Given data:
+ + + +

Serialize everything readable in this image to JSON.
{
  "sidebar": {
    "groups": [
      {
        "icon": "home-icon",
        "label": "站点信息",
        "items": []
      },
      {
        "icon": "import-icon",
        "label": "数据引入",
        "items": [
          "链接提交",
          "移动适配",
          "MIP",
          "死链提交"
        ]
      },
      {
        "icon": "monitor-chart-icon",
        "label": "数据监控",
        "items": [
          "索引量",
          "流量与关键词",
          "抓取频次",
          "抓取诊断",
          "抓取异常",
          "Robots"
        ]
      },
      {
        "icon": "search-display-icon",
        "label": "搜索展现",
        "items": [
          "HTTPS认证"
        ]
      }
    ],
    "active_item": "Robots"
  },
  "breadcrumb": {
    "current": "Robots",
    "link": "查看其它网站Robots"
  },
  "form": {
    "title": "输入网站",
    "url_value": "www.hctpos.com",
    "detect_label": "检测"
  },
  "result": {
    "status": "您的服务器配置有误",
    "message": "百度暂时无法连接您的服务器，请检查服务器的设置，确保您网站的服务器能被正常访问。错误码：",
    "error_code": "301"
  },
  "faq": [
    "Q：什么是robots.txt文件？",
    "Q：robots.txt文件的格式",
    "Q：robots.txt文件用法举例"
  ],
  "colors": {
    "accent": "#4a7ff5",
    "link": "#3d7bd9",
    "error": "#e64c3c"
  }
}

+ + + +

The problem:
Restate the whole of the material exactly.

Written response:
Serialize everything readable in this image to JSON.
{
  "sidebar": {
    "groups": [
      {
        "icon": "home-icon",
        "label": "站点信息",
        "items": []
      },
      {
        "icon": "import-icon",
        "label": "数据引入",
        "items": [
          "链接提交",
          "移动适配",
          "MIP",
          "死链提交"
        ]
      },
      {
        "icon": "monitor-chart-icon",
        "label": "数据监控",
        "items": [
          "索引量",
          "流量与关键词",
          "抓取频次",
          "抓取诊断",
          "抓取异常",
          "Robots"
        ]
      },
      {
        "icon": "search-display-icon",
        "label": "搜索展现",
        "items": [
          "HTTPS认证"
        ]
      }
    ],
    "active_item": "Robots"
  },
  "breadcrumb": {
    "current": "Robots",
    "link": "查看其它网站Robots"
  },
  "form": {
    "title": "输入网站",
    "url_value": "www.hctpos.com",
    "detect_label": "检测"
  },
  "result": {
    "status": "您的服务器配置有误",
    "message": "百度暂时无法连接您的服务器，请检查服务器的设置，确保您网站的服务器能被正常访问。错误码：",
    "error_code": "301"
  },
  "faq": [
    "Q：什么是robots.txt文件？",
    "Q：robots.txt文件的格式",
    "Q：robots.txt文件用法举例"
  ],
  "colors": {
    "accent": "#4a7ff5",
    "link": "#3d7bd9",
    "error": "#e64c3c"
  }
}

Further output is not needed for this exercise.